┏━━

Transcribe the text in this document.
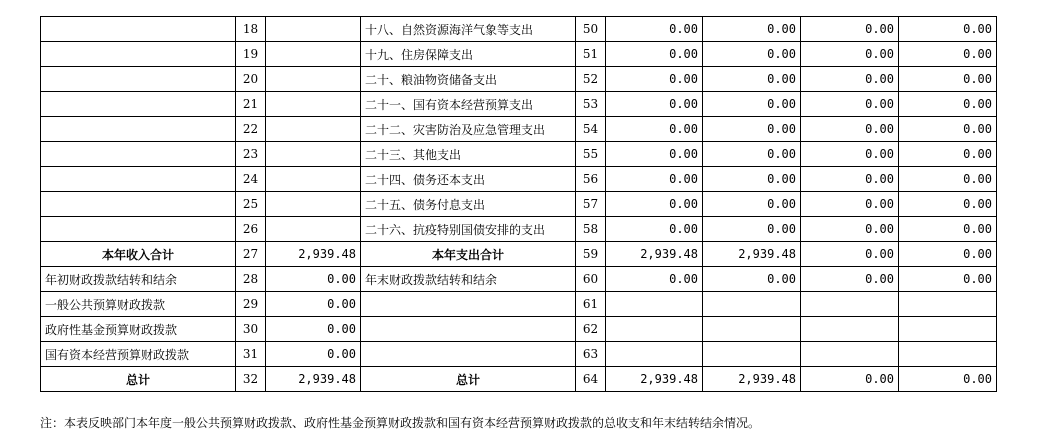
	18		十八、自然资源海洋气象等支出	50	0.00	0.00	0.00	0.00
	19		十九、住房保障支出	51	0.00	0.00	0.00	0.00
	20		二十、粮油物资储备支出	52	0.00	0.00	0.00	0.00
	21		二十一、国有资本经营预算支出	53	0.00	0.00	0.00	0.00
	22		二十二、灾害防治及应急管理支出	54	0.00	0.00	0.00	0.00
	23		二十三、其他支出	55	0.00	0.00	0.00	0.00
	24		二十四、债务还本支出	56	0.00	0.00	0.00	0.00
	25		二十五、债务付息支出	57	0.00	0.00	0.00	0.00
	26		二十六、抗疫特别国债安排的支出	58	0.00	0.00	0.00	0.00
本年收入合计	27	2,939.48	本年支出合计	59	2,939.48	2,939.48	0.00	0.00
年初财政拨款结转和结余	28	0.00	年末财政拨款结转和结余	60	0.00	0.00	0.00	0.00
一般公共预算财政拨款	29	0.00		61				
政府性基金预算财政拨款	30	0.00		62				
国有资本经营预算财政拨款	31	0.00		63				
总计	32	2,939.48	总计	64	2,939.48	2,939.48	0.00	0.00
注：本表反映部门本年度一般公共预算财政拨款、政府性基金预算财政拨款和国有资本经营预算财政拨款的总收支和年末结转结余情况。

┗━━
┏━━

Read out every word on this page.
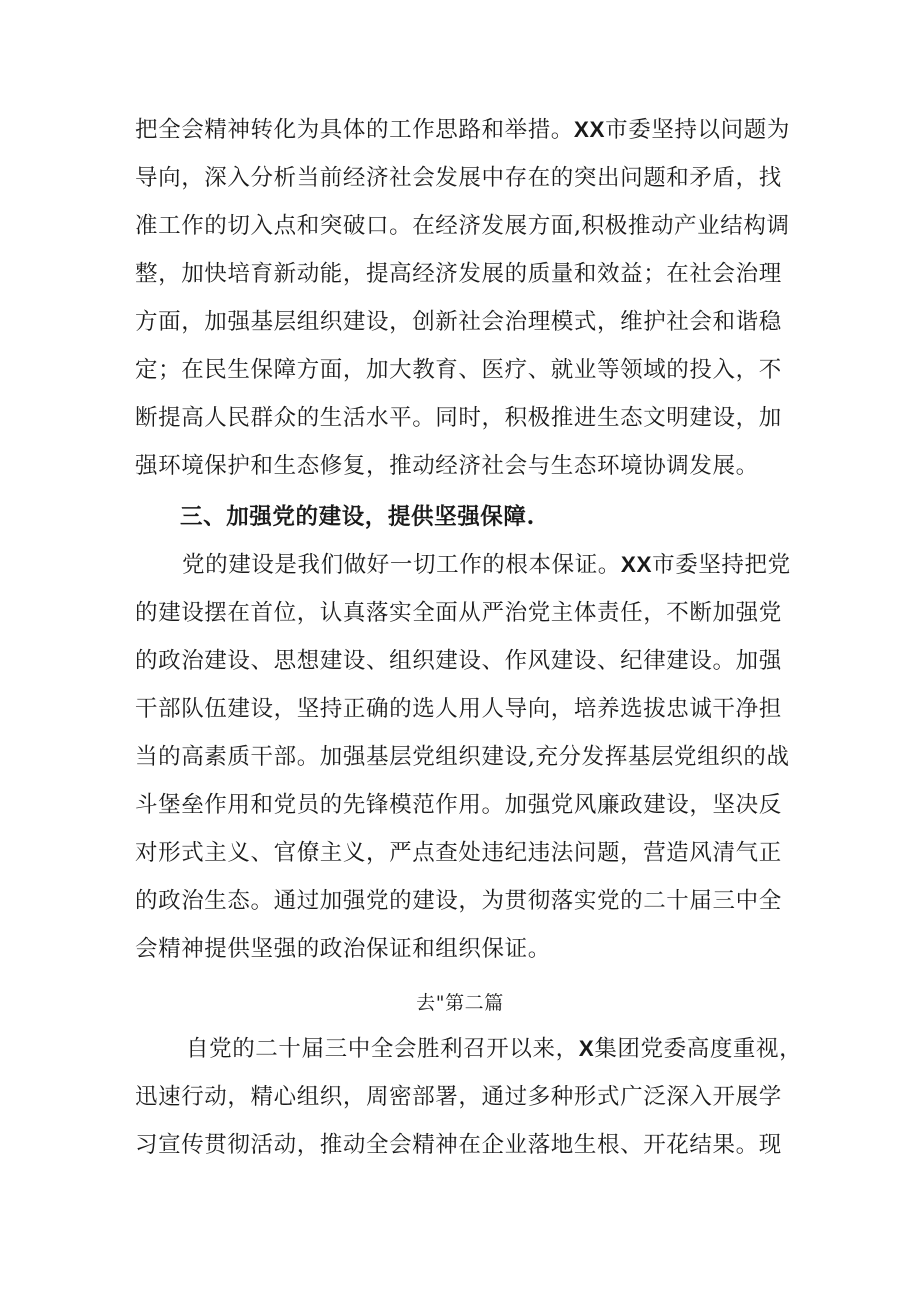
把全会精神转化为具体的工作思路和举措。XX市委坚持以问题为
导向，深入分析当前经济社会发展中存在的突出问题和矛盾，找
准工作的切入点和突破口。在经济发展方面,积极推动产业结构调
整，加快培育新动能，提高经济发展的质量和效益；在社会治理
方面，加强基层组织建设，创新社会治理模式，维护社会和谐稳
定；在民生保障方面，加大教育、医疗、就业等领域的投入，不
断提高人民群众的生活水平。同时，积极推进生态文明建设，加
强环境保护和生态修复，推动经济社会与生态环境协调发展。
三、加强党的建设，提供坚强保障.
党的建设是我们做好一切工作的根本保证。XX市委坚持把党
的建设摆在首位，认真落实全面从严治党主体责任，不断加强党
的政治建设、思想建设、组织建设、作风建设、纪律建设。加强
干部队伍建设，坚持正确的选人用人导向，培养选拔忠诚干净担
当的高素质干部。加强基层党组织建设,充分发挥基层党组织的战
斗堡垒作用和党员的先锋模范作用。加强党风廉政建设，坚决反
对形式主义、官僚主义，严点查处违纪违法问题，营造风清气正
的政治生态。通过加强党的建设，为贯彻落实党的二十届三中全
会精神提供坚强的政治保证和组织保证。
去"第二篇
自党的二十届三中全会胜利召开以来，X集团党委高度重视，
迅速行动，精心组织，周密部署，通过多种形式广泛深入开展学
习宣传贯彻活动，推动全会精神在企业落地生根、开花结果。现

┗━━

From the data above, show each line that contains "this".

- **EXERCISE RESULT**:
Transcribe the text in this document.
Read out every word on this page.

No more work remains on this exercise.